(Stored entries)
|---|

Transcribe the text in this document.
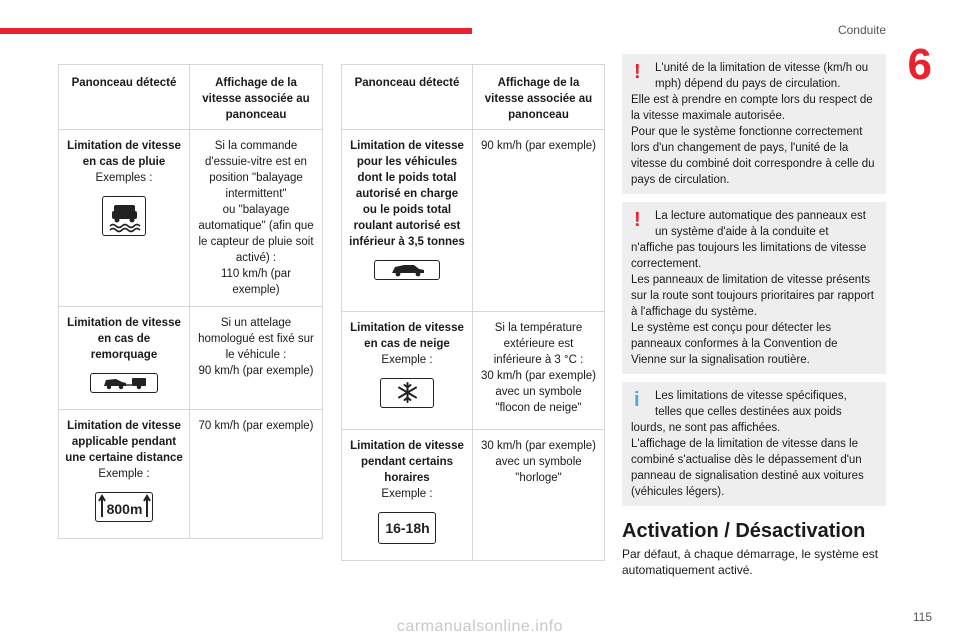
Conduite
6
Panonceau détecté	Affichage de la vitesse associée au panonceau

Limitation de vitesse en cas de pluie
Exemples :	Si la commande d'essuie-vitre est en position "balayage intermittent"
ou "balayage automatique" (afin que le capteur de pluie soit activé) :
110 km/h (par exemple)

Limitation de vitesse en cas de remorquage	Si un attelage homologué est fixé sur le véhicule :
90 km/h (par exemple)

Limitation de vitesse applicable pendant une certaine distance
Exemple :
800m	70 km/h (par exemple)

Panonceau détecté	Affichage de la vitesse associée au panonceau

Limitation de vitesse pour les véhicules dont le poids total autorisé en charge ou le poids total roulant autorisé est inférieur à 3,5 tonnes	90 km/h (par exemple)

Limitation de vitesse en cas de neige
Exemple :	Si la température extérieure est inférieure à 3 °C :
30 km/h (par exemple)
avec un symbole "flocon de neige"

Limitation de vitesse pendant certains horaires
Exemple :
16-18h	30 km/h (par exemple)
avec un symbole "horloge"

!	L'unité de la limitation de vitesse (km/h ou mph) dépend du pays de circulation.

Elle est à prendre en compte lors du respect de la vitesse maximale autorisée.
Pour que le système fonctionne correctement lors d'un changement de pays, l'unité de la vitesse du combiné doit correspondre à celle du pays de circulation.

!	La lecture automatique des panneaux est un système d'aide à la conduite et

n'affiche pas toujours les limitations de vitesse correctement.
Les panneaux de limitation de vitesse présents sur la route sont toujours prioritaires par rapport à l'affichage du système.
Le système est conçu pour détecter les panneaux conformes à la Convention de Vienne sur la signalisation routière.

i	Les limitations de vitesse spécifiques, telles que celles destinées aux poids

lourds, ne sont pas affichées.
L'affichage de la limitation de vitesse dans le combiné s'actualise dès le dépassement d'un panneau de signalisation destiné aux voitures (véhicules légers).

Activation / Désactivation
Par défaut, à chaque démarrage, le système est automatiquement activé.
115
carmanualsonline.info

|---|

→ What the exercise asks:
Quote the data exactly, leaving every image out of the copy.

→ Problem solution:
Transcribe the text in this document.
Conduite
6
Panonceau détecté	Affichage de la vitesse associée au panonceau

Limitation de vitesse en cas de pluie
Exemples :	Si la commande d'essuie-vitre est en position "balayage intermittent"
ou "balayage automatique" (afin que le capteur de pluie soit activé) :
110 km/h (par exemple)

Limitation de vitesse en cas de remorquage	Si un attelage homologué est fixé sur le véhicule :
90 km/h (par exemple)

Limitation de vitesse applicable pendant une certaine distance
Exemple :
800m	70 km/h (par exemple)

Panonceau détecté	Affichage de la vitesse associée au panonceau

Limitation de vitesse pour les véhicules dont le poids total autorisé en charge ou le poids total roulant autorisé est inférieur à 3,5 tonnes	90 km/h (par exemple)

Limitation de vitesse en cas de neige
Exemple :	Si la température extérieure est inférieure à 3 °C :
30 km/h (par exemple)
avec un symbole "flocon de neige"

Limitation de vitesse pendant certains horaires
Exemple :
16-18h	30 km/h (par exemple)
avec un symbole "horloge"

!	L'unité de la limitation de vitesse (km/h ou mph) dépend du pays de circulation.

Elle est à prendre en compte lors du respect de la vitesse maximale autorisée.
Pour que le système fonctionne correctement lors d'un changement de pays, l'unité de la vitesse du combiné doit correspondre à celle du pays de circulation.

!	La lecture automatique des panneaux est un système d'aide à la conduite et

n'affiche pas toujours les limitations de vitesse correctement.
Les panneaux de limitation de vitesse présents sur la route sont toujours prioritaires par rapport à l'affichage du système.
Le système est conçu pour détecter les panneaux conformes à la Convention de Vienne sur la signalisation routière.

i	Les limitations de vitesse spécifiques, telles que celles destinées aux poids

lourds, ne sont pas affichées.
L'affichage de la limitation de vitesse dans le combiné s'actualise dès le dépassement d'un panneau de signalisation destiné aux voitures (véhicules légers).

Activation / Désactivation
Par défaut, à chaque démarrage, le système est automatiquement activé.
115
carmanualsonline.info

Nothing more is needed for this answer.